Data items:
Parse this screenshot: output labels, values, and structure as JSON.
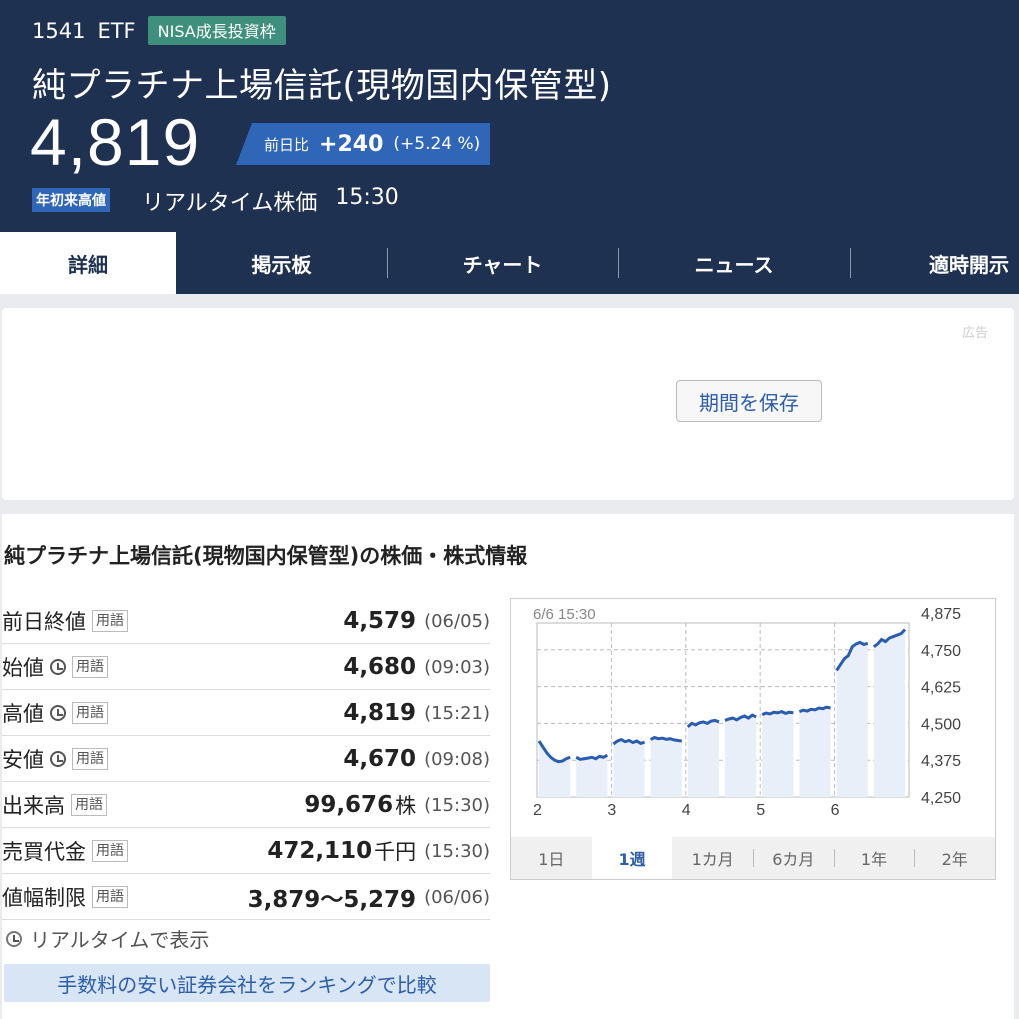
{
  "header": {
    "code": "1541",
    "type": "ETF",
    "nisa_badge": "NISA成長投資枠",
    "name": "純プラチナ上場信託(現物国内保管型)",
    "price": "4,819",
    "change_label": "前日比",
    "change_value": "+240",
    "change_pct": "(+5.24 %)",
    "ytd_badge": "年初来高値",
    "realtime_label": "リアルタイム株価",
    "time": "15:30"
  },
  "tabs": [
    {
      "label": "詳細",
      "active": true
    },
    {
      "label": "掲示板",
      "active": false
    },
    {
      "label": "チャート",
      "active": false
    },
    {
      "label": "ニュース",
      "active": false
    },
    {
      "label": "適時開示",
      "active": false
    }
  ],
  "ad": {
    "label": "広告"
  },
  "info": {
    "title": "純プラチナ上場信託(現物国内保管型)の株価・株式情報",
    "term_label": "用語",
    "rows": [
      {
        "label": "前日終値",
        "clock": false,
        "value": "4,579",
        "unit": "",
        "date": "(06/05)"
      },
      {
        "label": "始値",
        "clock": true,
        "value": "4,680",
        "unit": "",
        "date": "(09:03)"
      },
      {
        "label": "高値",
        "clock": true,
        "value": "4,819",
        "unit": "",
        "date": "(15:21)"
      },
      {
        "label": "安値",
        "clock": true,
        "value": "4,670",
        "unit": "",
        "date": "(09:08)"
      },
      {
        "label": "出来高",
        "clock": false,
        "value": "99,676",
        "unit": "株",
        "date": "(15:30)"
      },
      {
        "label": "売買代金",
        "clock": false,
        "value": "472,110",
        "unit": "千円",
        "date": "(15:30)"
      },
      {
        "label": "値幅制限",
        "clock": false,
        "value": "3,879〜5,279",
        "unit": "",
        "date": "(06/06)"
      }
    ],
    "realtime_note": "リアルタイムで表示",
    "ranking_button": "手数料の安い証券会社をランキングで比較"
  },
  "chart_data": {
    "type": "line",
    "title": "6/6 15:30",
    "x_tick_labels": [
      "2",
      "3",
      "4",
      "5",
      "6"
    ],
    "ylim": [
      4250,
      4875
    ],
    "y_ticks": [
      4250,
      4375,
      4500,
      4625,
      4750,
      4875
    ],
    "y_tick_labels": [
      "4,250",
      "4,375",
      "4,500",
      "4,625",
      "4,750",
      "4,875"
    ],
    "grid": true,
    "series": [
      {
        "days": [
          {
            "day": "2",
            "values": [
              4440,
              4420,
              4400,
              4385,
              4375,
              4370,
              4372,
              4380,
              4385
            ]
          },
          {
            "day": "2b",
            "values": [
              4385,
              4378,
              4380,
              4382,
              4385,
              4380,
              4388,
              4385,
              4392
            ]
          },
          {
            "day": "3",
            "values": [
              4430,
              4440,
              4445,
              4438,
              4442,
              4435,
              4440,
              4432,
              4436
            ]
          },
          {
            "day": "3b",
            "values": [
              4445,
              4452,
              4448,
              4450,
              4446,
              4448,
              4444,
              4442,
              4440
            ]
          },
          {
            "day": "4",
            "values": [
              4488,
              4500,
              4495,
              4502,
              4505,
              4500,
              4508,
              4510,
              4505
            ]
          },
          {
            "day": "4b",
            "values": [
              4510,
              4515,
              4518,
              4512,
              4520,
              4525,
              4518,
              4528,
              4522
            ]
          },
          {
            "day": "5",
            "values": [
              4530,
              4535,
              4532,
              4538,
              4536,
              4540,
              4534,
              4538,
              4536
            ]
          },
          {
            "day": "5b",
            "values": [
              4540,
              4545,
              4542,
              4548,
              4546,
              4552,
              4550,
              4555,
              4552
            ]
          },
          {
            "day": "6",
            "values": [
              4680,
              4700,
              4720,
              4730,
              4760,
              4770,
              4775,
              4768,
              4772
            ]
          },
          {
            "day": "6b",
            "values": [
              4760,
              4770,
              4785,
              4778,
              4790,
              4795,
              4800,
              4805,
              4819
            ]
          }
        ]
      }
    ]
  },
  "period_tabs": [
    {
      "label": "1日",
      "active": false
    },
    {
      "label": "1週",
      "active": true
    },
    {
      "label": "1カ月",
      "active": false
    },
    {
      "label": "6カ月",
      "active": false
    },
    {
      "label": "1年",
      "active": false
    },
    {
      "label": "2年",
      "active": false
    }
  ],
  "save_button": "期間を保存"
}
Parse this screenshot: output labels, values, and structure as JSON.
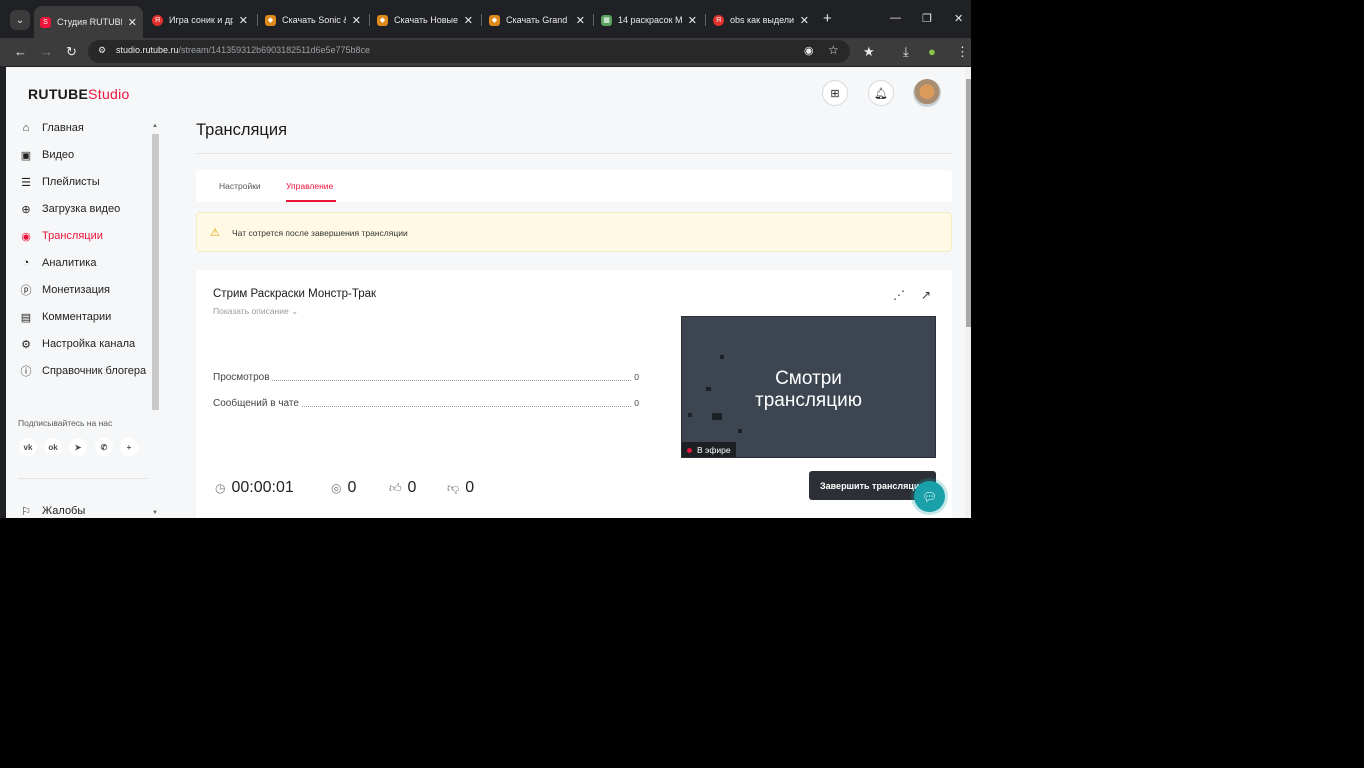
{
  "browser": {
    "tabs": [
      {
        "title": "Студия RUTUBE",
        "favicon": "rutube-studio-icon",
        "active": true
      },
      {
        "title": "Игра соник и др",
        "favicon": "yandex-icon"
      },
      {
        "title": "Скачать Sonic &",
        "favicon": "download-site-icon"
      },
      {
        "title": "Скачать Новые",
        "favicon": "download-site-icon"
      },
      {
        "title": "Скачать Grand T",
        "favicon": "download-site-icon"
      },
      {
        "title": "14 раскрасок М",
        "favicon": "image-site-icon"
      },
      {
        "title": "obs как выдели",
        "favicon": "yandex-icon"
      }
    ],
    "url_host": "studio.rutube.ru",
    "url_path": "/stream/141359312b6903182511d6e5e775b8ce"
  },
  "header": {
    "logo_main": "RUTUBE",
    "logo_sub": "Studio",
    "brand_color": "#ed143b"
  },
  "sidebar": {
    "items": [
      {
        "label": "Главная",
        "icon": "home-icon"
      },
      {
        "label": "Видео",
        "icon": "video-icon"
      },
      {
        "label": "Плейлисты",
        "icon": "playlist-icon"
      },
      {
        "label": "Загрузка видео",
        "icon": "upload-icon"
      },
      {
        "label": "Трансляции",
        "icon": "broadcast-icon",
        "active": true
      },
      {
        "label": "Аналитика",
        "icon": "analytics-icon"
      },
      {
        "label": "Монетизация",
        "icon": "monetization-icon"
      },
      {
        "label": "Комментарии",
        "icon": "comments-icon"
      },
      {
        "label": "Настройка канала",
        "icon": "settings-icon"
      },
      {
        "label": "Справочник блогера",
        "icon": "info-icon"
      }
    ],
    "subscribe_title": "Подписывайтесь на нас",
    "socials": [
      "vk-icon",
      "ok-icon",
      "telegram-icon",
      "viber-icon",
      "more-icon"
    ],
    "bottom_item": {
      "label": "Жалобы",
      "icon": "flag-icon"
    }
  },
  "main": {
    "title": "Трансляция",
    "tabs": [
      {
        "label": "Настройки"
      },
      {
        "label": "Управление",
        "active": true
      }
    ],
    "alert_text": "Чат сотрется после завершения трансляции",
    "stream": {
      "title": "Стрим Раскраски Монстр-Трак",
      "show_description": "Показать описание",
      "stats": [
        {
          "label": "Просмотров",
          "value": "0"
        },
        {
          "label": "Сообщений в чате",
          "value": "0"
        }
      ],
      "player_text_line1": "Смотри",
      "player_text_line2": "трансляцию",
      "live_badge": "В эфире",
      "timer": "00:00:01",
      "viewers": "0",
      "likes": "0",
      "dislikes": "0",
      "end_button": "Завершить трансляцию"
    }
  }
}
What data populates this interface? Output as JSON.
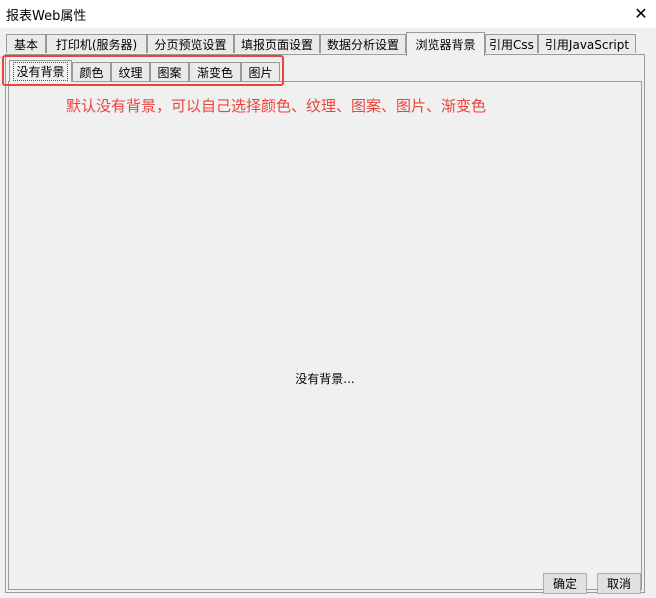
{
  "window": {
    "title": "报表Web属性",
    "close_icon": "close-icon"
  },
  "tabs": [
    {
      "label": "基本"
    },
    {
      "label": "打印机(服务器)"
    },
    {
      "label": "分页预览设置"
    },
    {
      "label": "填报页面设置"
    },
    {
      "label": "数据分析设置"
    },
    {
      "label": "浏览器背景",
      "active": true
    },
    {
      "label": "引用Css"
    },
    {
      "label": "引用JavaScript"
    }
  ],
  "subtabs": [
    {
      "label": "没有背景",
      "active": true
    },
    {
      "label": "颜色"
    },
    {
      "label": "纹理"
    },
    {
      "label": "图案"
    },
    {
      "label": "渐变色"
    },
    {
      "label": "图片"
    }
  ],
  "annotation": {
    "text": "默认没有背景，可以自己选择颜色、纹理、图案、图片、渐变色",
    "color": "#e8453c"
  },
  "panel": {
    "message": "没有背景..."
  },
  "buttons": {
    "ok": "确定",
    "cancel": "取消"
  }
}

EXERCISE OBJECTIVE:
Report each line in the data that holds the word "純プラチナ上場信託".

THE ANSWER:
    "name": "純プラチナ上場信託(現物国内保管型)",
    "title": "純プラチナ上場信託(現物国内保管型)の株価・株式情報",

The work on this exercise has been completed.